## Instructions for the task
In the data below, find every line that has the string "horizontal", and copy it.

## Data extract

-- start --

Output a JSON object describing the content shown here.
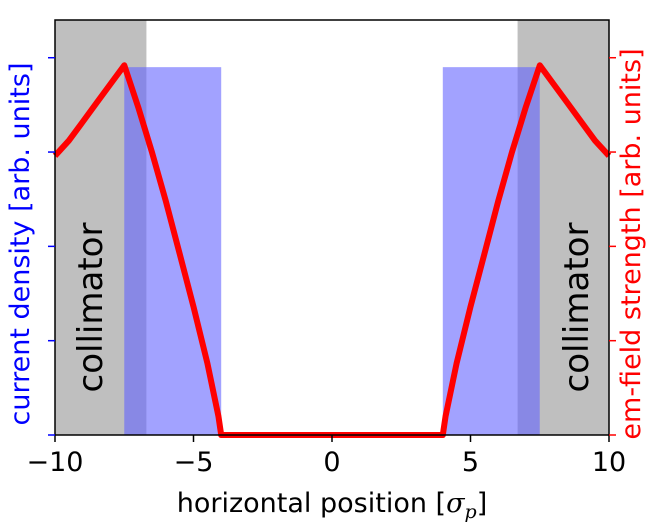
{
  "chart_data": {
    "type": "line",
    "xlabel": "horizontal position [σ_p]",
    "xlabel_main": "horizontal position [",
    "xlabel_symbol": "σ",
    "xlabel_sub": "p",
    "xlabel_end": "]",
    "ylabel_left": "current density [arb. units]",
    "ylabel_right": "em-field strength [arb. units]",
    "xlim": [
      -10,
      10
    ],
    "ylim": [
      0,
      1.1
    ],
    "x_ticks": [
      -10,
      -5,
      0,
      5,
      10
    ],
    "x_tick_labels": [
      "−10",
      "−5",
      "0",
      "5",
      "10"
    ],
    "y_ticks": [
      0,
      0.25,
      0.5,
      0.75,
      1.0
    ],
    "grid": false,
    "regions": [
      {
        "label": "collimator",
        "x0": -10,
        "x1": -6.7,
        "color": "#bfbfbf"
      },
      {
        "label": "collimator",
        "x0": 6.7,
        "x1": 10,
        "color": "#bfbfbf"
      }
    ],
    "current_density": {
      "color": "#6464ff",
      "bands": [
        {
          "x0": -7.5,
          "x1": -4.0,
          "y": 0.975
        },
        {
          "x0": 4.0,
          "x1": 7.5,
          "y": 0.975
        }
      ]
    },
    "series": [
      {
        "color": "#ff0000",
        "x": [
          -10,
          -9.5,
          -9,
          -8.5,
          -8,
          -7.5,
          -7.0,
          -6.5,
          -6.0,
          -5.5,
          -5.0,
          -4.5,
          -4.1,
          -4.0,
          4.0,
          4.1,
          4.5,
          5.0,
          5.5,
          6.0,
          6.5,
          7.0,
          7.5,
          8,
          8.5,
          9,
          9.5,
          10
        ],
        "y": [
          0.74,
          0.78,
          0.83,
          0.88,
          0.93,
          0.98,
          0.87,
          0.75,
          0.62,
          0.48,
          0.34,
          0.19,
          0.05,
          0.0,
          0.0,
          0.05,
          0.19,
          0.34,
          0.48,
          0.62,
          0.75,
          0.87,
          0.98,
          0.93,
          0.88,
          0.83,
          0.78,
          0.74
        ]
      }
    ]
  }
}
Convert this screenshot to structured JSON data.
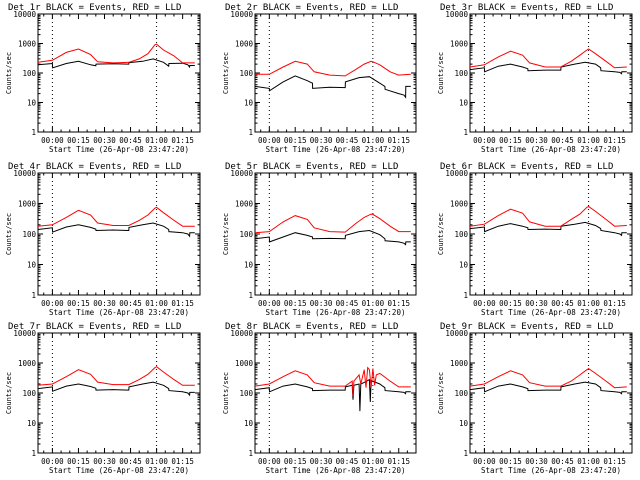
{
  "figure": {
    "xlabel": "Start Time (26-Apr-08 23:47:20)",
    "ylabel": "Counts/sec",
    "x_ticks": [
      "00:00",
      "00:15",
      "00:30",
      "00:45",
      "01:00",
      "01:15"
    ],
    "y_ticks": [
      "1",
      "10",
      "100",
      "1000",
      "10000"
    ],
    "legend_note": "BLACK = Events, RED = LLD"
  },
  "chart_data": [
    {
      "type": "line",
      "title": "Det 1r BLACK = Events, RED = LLD",
      "xlabel": "Start Time (26-Apr-08 23:47:20)",
      "ylabel": "Counts/sec",
      "yscale": "log",
      "ylim": [
        1,
        10000
      ],
      "xlim": [
        -8.3,
        85
      ],
      "x_ticks": [
        0,
        15,
        30,
        45,
        60,
        75
      ],
      "dotted_x": [
        0,
        60
      ],
      "series": [
        {
          "name": "Events",
          "color": "#000000",
          "x": [
            -8.3,
            0,
            0.1,
            8,
            15,
            22,
            25,
            25.1,
            35,
            44,
            44.1,
            52,
            58,
            64,
            67,
            67.1,
            75,
            78,
            79,
            79.1,
            82
          ],
          "values": [
            190,
            210,
            150,
            210,
            250,
            190,
            175,
            200,
            205,
            200,
            225,
            250,
            300,
            230,
            170,
            210,
            215,
            190,
            160,
            180,
            180
          ]
        },
        {
          "name": "LLD",
          "color": "#ff0000",
          "x": [
            -8.3,
            0,
            8,
            15,
            22,
            26,
            35,
            44,
            50,
            55,
            59,
            60,
            64,
            70,
            75,
            82
          ],
          "values": [
            230,
            270,
            500,
            650,
            420,
            240,
            220,
            230,
            300,
            450,
            900,
            950,
            600,
            380,
            220,
            220
          ]
        }
      ]
    },
    {
      "type": "line",
      "title": "Det 2r BLACK = Events, RED = LLD",
      "xlabel": "Start Time (26-Apr-08 23:47:20)",
      "ylabel": "Counts/sec",
      "yscale": "log",
      "ylim": [
        1,
        10000
      ],
      "xlim": [
        -8.3,
        85
      ],
      "x_ticks": [
        0,
        15,
        30,
        45,
        60,
        75
      ],
      "dotted_x": [
        0,
        60
      ],
      "series": [
        {
          "name": "Events",
          "color": "#000000",
          "x": [
            -8.3,
            0,
            0.1,
            8,
            15,
            22,
            25,
            25.1,
            35,
            44,
            44.1,
            52,
            58,
            64,
            67,
            67.1,
            75,
            78,
            79,
            79.1,
            82
          ],
          "values": [
            35,
            30,
            25,
            50,
            80,
            55,
            45,
            30,
            33,
            32,
            50,
            70,
            75,
            45,
            35,
            28,
            20,
            18,
            15,
            35,
            35
          ]
        },
        {
          "name": "LLD",
          "color": "#ff0000",
          "x": [
            -8.3,
            0,
            8,
            15,
            22,
            26,
            35,
            44,
            50,
            55,
            59,
            60,
            64,
            70,
            75,
            82
          ],
          "values": [
            90,
            90,
            160,
            250,
            200,
            110,
            85,
            80,
            130,
            200,
            250,
            240,
            190,
            110,
            85,
            90
          ]
        }
      ]
    },
    {
      "type": "line",
      "title": "Det 3r BLACK = Events, RED = LLD",
      "xlabel": "Start Time (26-Apr-08 23:47:20)",
      "ylabel": "Counts/sec",
      "yscale": "log",
      "ylim": [
        1,
        10000
      ],
      "xlim": [
        -8.3,
        85
      ],
      "x_ticks": [
        0,
        15,
        30,
        45,
        60,
        75
      ],
      "dotted_x": [
        0,
        60
      ],
      "series": [
        {
          "name": "Events",
          "color": "#000000",
          "x": [
            -8.3,
            0,
            0.1,
            8,
            15,
            22,
            25,
            25.1,
            35,
            44,
            44.1,
            52,
            58,
            64,
            67,
            67.1,
            75,
            78,
            79,
            79.1,
            82
          ],
          "values": [
            130,
            150,
            110,
            170,
            200,
            160,
            140,
            120,
            125,
            125,
            160,
            200,
            230,
            200,
            150,
            120,
            110,
            105,
            95,
            110,
            110
          ]
        },
        {
          "name": "LLD",
          "color": "#ff0000",
          "x": [
            -8.3,
            0,
            8,
            15,
            22,
            26,
            35,
            44,
            50,
            55,
            59,
            60,
            64,
            70,
            75,
            82
          ],
          "values": [
            160,
            190,
            350,
            550,
            400,
            220,
            160,
            160,
            250,
            400,
            600,
            650,
            450,
            250,
            150,
            160
          ]
        }
      ]
    },
    {
      "type": "line",
      "title": "Det 4r BLACK = Events, RED = LLD",
      "xlabel": "Start Time (26-Apr-08 23:47:20)",
      "ylabel": "Counts/sec",
      "yscale": "log",
      "ylim": [
        1,
        10000
      ],
      "xlim": [
        -8.3,
        85
      ],
      "x_ticks": [
        0,
        15,
        30,
        45,
        60,
        75
      ],
      "dotted_x": [
        0,
        60
      ],
      "series": [
        {
          "name": "Events",
          "color": "#000000",
          "x": [
            -8.3,
            0,
            0.1,
            8,
            15,
            22,
            25,
            25.1,
            35,
            44,
            44.1,
            52,
            58,
            64,
            67,
            67.1,
            75,
            78,
            79,
            79.1,
            82
          ],
          "values": [
            140,
            160,
            115,
            170,
            200,
            165,
            145,
            130,
            135,
            130,
            165,
            200,
            230,
            180,
            140,
            120,
            110,
            100,
            85,
            110,
            110
          ]
        },
        {
          "name": "LLD",
          "color": "#ff0000",
          "x": [
            -8.3,
            0,
            8,
            15,
            22,
            26,
            35,
            44,
            50,
            55,
            59,
            60,
            64,
            70,
            75,
            82
          ],
          "values": [
            180,
            200,
            350,
            600,
            420,
            230,
            190,
            190,
            280,
            420,
            700,
            750,
            500,
            280,
            180,
            180
          ]
        }
      ]
    },
    {
      "type": "line",
      "title": "Det 5r BLACK = Events, RED = LLD",
      "xlabel": "Start Time (26-Apr-08 23:47:20)",
      "ylabel": "Counts/sec",
      "yscale": "log",
      "ylim": [
        1,
        10000
      ],
      "xlim": [
        -8.3,
        85
      ],
      "x_ticks": [
        0,
        15,
        30,
        45,
        60,
        75
      ],
      "dotted_x": [
        0,
        60
      ],
      "series": [
        {
          "name": "Events",
          "color": "#000000",
          "x": [
            -8.3,
            0,
            0.1,
            8,
            15,
            22,
            25,
            25.1,
            35,
            44,
            44.1,
            52,
            58,
            64,
            67,
            67.1,
            75,
            78,
            79,
            79.1,
            82
          ],
          "values": [
            70,
            80,
            55,
            80,
            110,
            90,
            80,
            70,
            72,
            70,
            90,
            120,
            130,
            95,
            70,
            60,
            55,
            50,
            45,
            55,
            55
          ]
        },
        {
          "name": "LLD",
          "color": "#ff0000",
          "x": [
            -8.3,
            0,
            8,
            15,
            22,
            26,
            35,
            44,
            50,
            55,
            59,
            60,
            64,
            70,
            75,
            82
          ],
          "values": [
            110,
            120,
            250,
            400,
            300,
            160,
            120,
            115,
            220,
            350,
            450,
            440,
            320,
            180,
            120,
            120
          ]
        }
      ]
    },
    {
      "type": "line",
      "title": "Det 6r BLACK = Events, RED = LLD",
      "xlabel": "Start Time (26-Apr-08 23:47:20)",
      "ylabel": "Counts/sec",
      "yscale": "log",
      "ylim": [
        1,
        10000
      ],
      "xlim": [
        -8.3,
        85
      ],
      "x_ticks": [
        0,
        15,
        30,
        45,
        60,
        75
      ],
      "dotted_x": [
        0,
        60
      ],
      "series": [
        {
          "name": "Events",
          "color": "#000000",
          "x": [
            -8.3,
            0,
            0.1,
            8,
            15,
            22,
            25,
            25.1,
            35,
            44,
            44.1,
            52,
            58,
            64,
            67,
            67.1,
            75,
            78,
            79,
            79.1,
            82
          ],
          "values": [
            150,
            170,
            120,
            180,
            220,
            180,
            160,
            140,
            145,
            140,
            180,
            210,
            240,
            190,
            150,
            130,
            110,
            100,
            90,
            110,
            110
          ]
        },
        {
          "name": "LLD",
          "color": "#ff0000",
          "x": [
            -8.3,
            0,
            8,
            15,
            22,
            26,
            35,
            44,
            50,
            55,
            59,
            60,
            64,
            70,
            75,
            82
          ],
          "values": [
            180,
            210,
            400,
            650,
            480,
            250,
            180,
            180,
            300,
            450,
            750,
            800,
            550,
            300,
            180,
            190
          ]
        }
      ]
    },
    {
      "type": "line",
      "title": "Det 7r BLACK = Events, RED = LLD",
      "xlabel": "Start Time (26-Apr-08 23:47:20)",
      "ylabel": "Counts/sec",
      "yscale": "log",
      "ylim": [
        1,
        10000
      ],
      "xlim": [
        -8.3,
        85
      ],
      "x_ticks": [
        0,
        15,
        30,
        45,
        60,
        75
      ],
      "dotted_x": [
        0,
        60
      ],
      "series": [
        {
          "name": "Events",
          "color": "#000000",
          "x": [
            -8.3,
            0,
            0.1,
            8,
            15,
            22,
            25,
            25.1,
            35,
            44,
            44.1,
            52,
            58,
            64,
            67,
            67.1,
            75,
            78,
            79,
            79.1,
            82
          ],
          "values": [
            140,
            160,
            115,
            170,
            200,
            165,
            145,
            125,
            130,
            125,
            160,
            200,
            230,
            180,
            140,
            120,
            110,
            100,
            85,
            105,
            105
          ]
        },
        {
          "name": "LLD",
          "color": "#ff0000",
          "x": [
            -8.3,
            0,
            8,
            15,
            22,
            26,
            35,
            44,
            50,
            55,
            59,
            60,
            64,
            70,
            75,
            82
          ],
          "values": [
            180,
            200,
            350,
            600,
            420,
            230,
            190,
            190,
            280,
            420,
            700,
            750,
            500,
            280,
            180,
            180
          ]
        }
      ]
    },
    {
      "type": "line",
      "title": "Det 8r BLACK = Events, RED = LLD",
      "xlabel": "Start Time (26-Apr-08 23:47:20)",
      "ylabel": "Counts/sec",
      "yscale": "log",
      "ylim": [
        1,
        10000
      ],
      "xlim": [
        -8.3,
        85
      ],
      "x_ticks": [
        0,
        15,
        30,
        45,
        60,
        75
      ],
      "dotted_x": [
        0,
        60
      ],
      "series": [
        {
          "name": "Events",
          "color": "#000000",
          "x": [
            -8.3,
            0,
            0.1,
            8,
            15,
            22,
            25,
            25.1,
            35,
            44,
            44.1,
            48,
            48.5,
            49,
            52,
            52.5,
            53,
            56,
            58,
            58.5,
            59,
            64,
            67,
            67.1,
            75,
            78,
            79,
            79.1,
            82
          ],
          "values": [
            130,
            150,
            110,
            170,
            200,
            160,
            140,
            120,
            125,
            125,
            160,
            180,
            60,
            180,
            200,
            25,
            200,
            240,
            280,
            50,
            260,
            200,
            150,
            120,
            110,
            105,
            95,
            110,
            110
          ]
        },
        {
          "name": "LLD",
          "color": "#ff0000",
          "x": [
            -8.3,
            0,
            8,
            15,
            22,
            26,
            35,
            44,
            48,
            48.5,
            49,
            52,
            53,
            55,
            56,
            57,
            58,
            59,
            60,
            61,
            62,
            64,
            70,
            75,
            82
          ],
          "values": [
            170,
            200,
            350,
            550,
            400,
            220,
            170,
            170,
            250,
            80,
            250,
            400,
            200,
            600,
            150,
            700,
            600,
            150,
            650,
            180,
            400,
            450,
            250,
            160,
            160
          ]
        }
      ]
    },
    {
      "type": "line",
      "title": "Det 9r BLACK = Events, RED = LLD",
      "xlabel": "Start Time (26-Apr-08 23:47:20)",
      "ylabel": "Counts/sec",
      "yscale": "log",
      "ylim": [
        1,
        10000
      ],
      "xlim": [
        -8.3,
        85
      ],
      "x_ticks": [
        0,
        15,
        30,
        45,
        60,
        75
      ],
      "dotted_x": [
        0,
        60
      ],
      "series": [
        {
          "name": "Events",
          "color": "#000000",
          "x": [
            -8.3,
            0,
            0.1,
            8,
            15,
            22,
            25,
            25.1,
            35,
            44,
            44.1,
            52,
            58,
            64,
            67,
            67.1,
            75,
            78,
            79,
            79.1,
            82
          ],
          "values": [
            130,
            150,
            110,
            170,
            200,
            160,
            140,
            120,
            125,
            125,
            160,
            200,
            230,
            200,
            150,
            120,
            110,
            105,
            95,
            110,
            110
          ]
        },
        {
          "name": "LLD",
          "color": "#ff0000",
          "x": [
            -8.3,
            0,
            8,
            15,
            22,
            26,
            35,
            44,
            50,
            55,
            59,
            60,
            64,
            70,
            75,
            82
          ],
          "values": [
            170,
            200,
            350,
            550,
            400,
            220,
            170,
            170,
            250,
            400,
            600,
            650,
            450,
            250,
            150,
            160
          ]
        }
      ]
    }
  ]
}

-- end --

## Result of the task
    "xlabel": "horizontal position [σ_p]",
    "xlabel_main": "horizontal position [",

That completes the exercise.